Written request. In the material below, find every line with "партий" and pull it out.

Input material.
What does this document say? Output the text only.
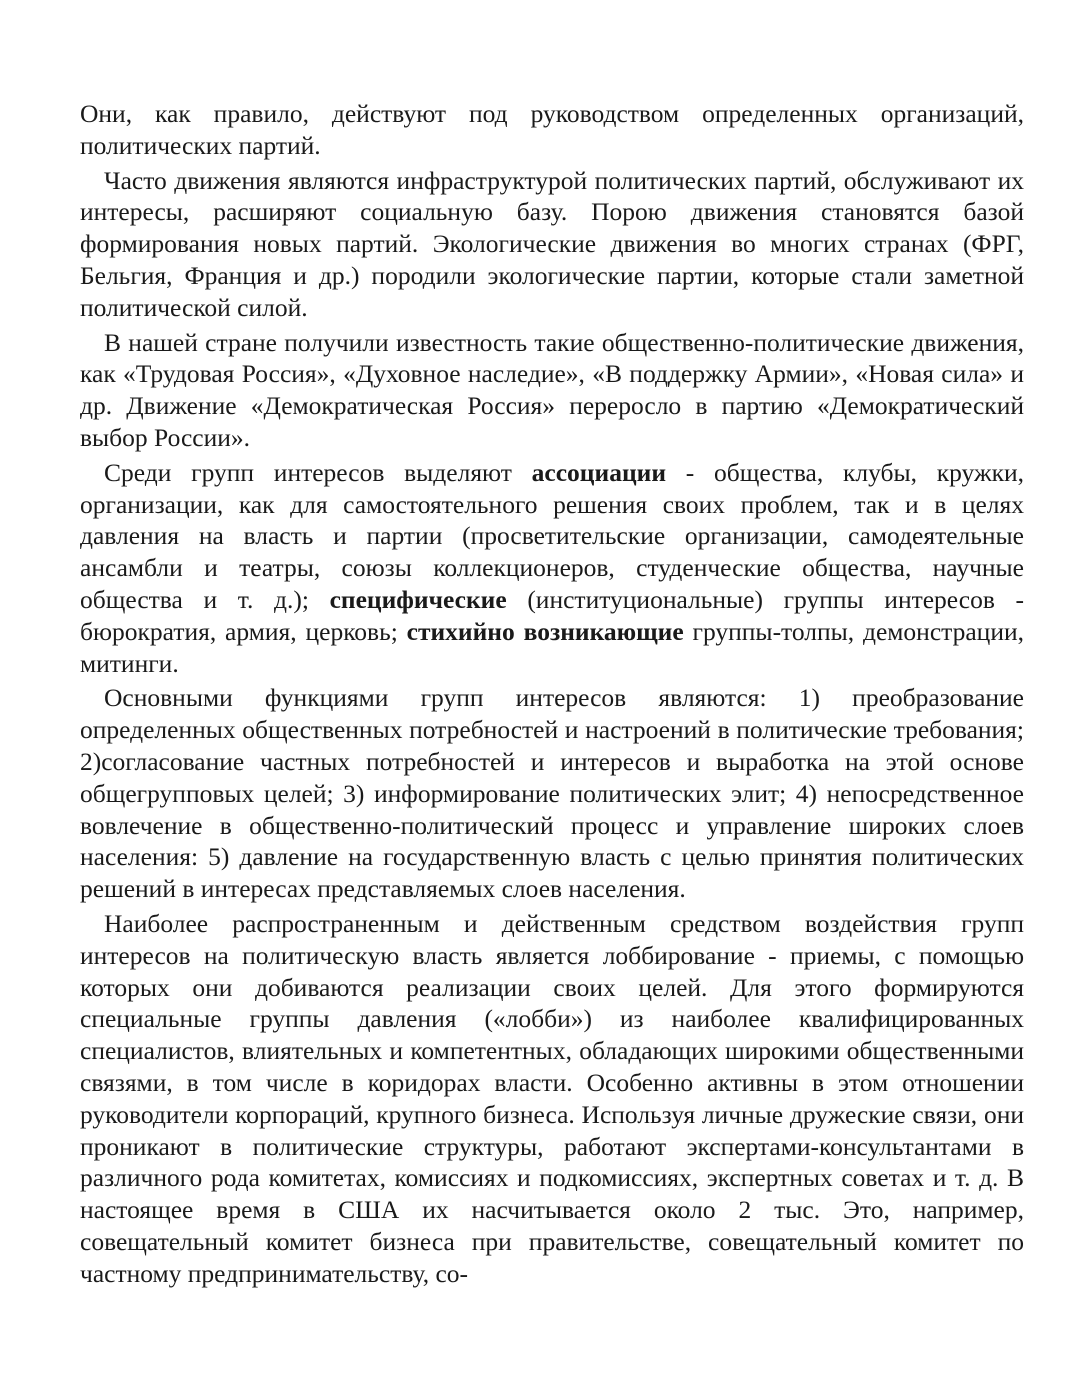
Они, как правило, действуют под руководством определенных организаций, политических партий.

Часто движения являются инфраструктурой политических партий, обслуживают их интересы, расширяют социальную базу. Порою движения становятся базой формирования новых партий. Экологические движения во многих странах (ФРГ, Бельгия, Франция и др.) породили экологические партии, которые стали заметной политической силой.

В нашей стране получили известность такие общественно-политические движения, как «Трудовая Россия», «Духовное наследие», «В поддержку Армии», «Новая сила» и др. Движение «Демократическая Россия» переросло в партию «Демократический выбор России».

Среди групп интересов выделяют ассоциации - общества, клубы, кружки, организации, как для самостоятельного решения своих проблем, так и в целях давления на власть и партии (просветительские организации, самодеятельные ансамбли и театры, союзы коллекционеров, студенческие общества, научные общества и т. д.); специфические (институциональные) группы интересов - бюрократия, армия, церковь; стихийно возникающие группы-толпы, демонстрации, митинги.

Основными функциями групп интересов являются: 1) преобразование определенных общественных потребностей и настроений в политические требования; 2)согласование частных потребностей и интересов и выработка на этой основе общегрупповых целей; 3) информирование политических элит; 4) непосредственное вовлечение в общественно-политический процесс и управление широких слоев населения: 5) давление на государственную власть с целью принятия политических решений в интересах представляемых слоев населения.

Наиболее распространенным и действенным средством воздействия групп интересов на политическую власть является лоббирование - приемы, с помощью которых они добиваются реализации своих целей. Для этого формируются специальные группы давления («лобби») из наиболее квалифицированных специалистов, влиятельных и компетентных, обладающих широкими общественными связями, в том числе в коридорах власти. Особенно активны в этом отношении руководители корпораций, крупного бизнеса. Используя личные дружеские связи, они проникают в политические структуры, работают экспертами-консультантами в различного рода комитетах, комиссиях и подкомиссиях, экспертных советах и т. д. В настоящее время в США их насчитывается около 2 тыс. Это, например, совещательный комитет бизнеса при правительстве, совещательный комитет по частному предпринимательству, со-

Final result.
Они, как правило, действуют под руководством определенных организаций, политических партий.
Часто движения являются инфраструктурой политических партий, обслуживают их интересы, расширяют социальную базу. Порою движения становятся базой формирования новых партий. Экологические движения во многих странах (ФРГ, Бельгия, Франция и др.) породили экологические партии, которые стали заметной политической силой.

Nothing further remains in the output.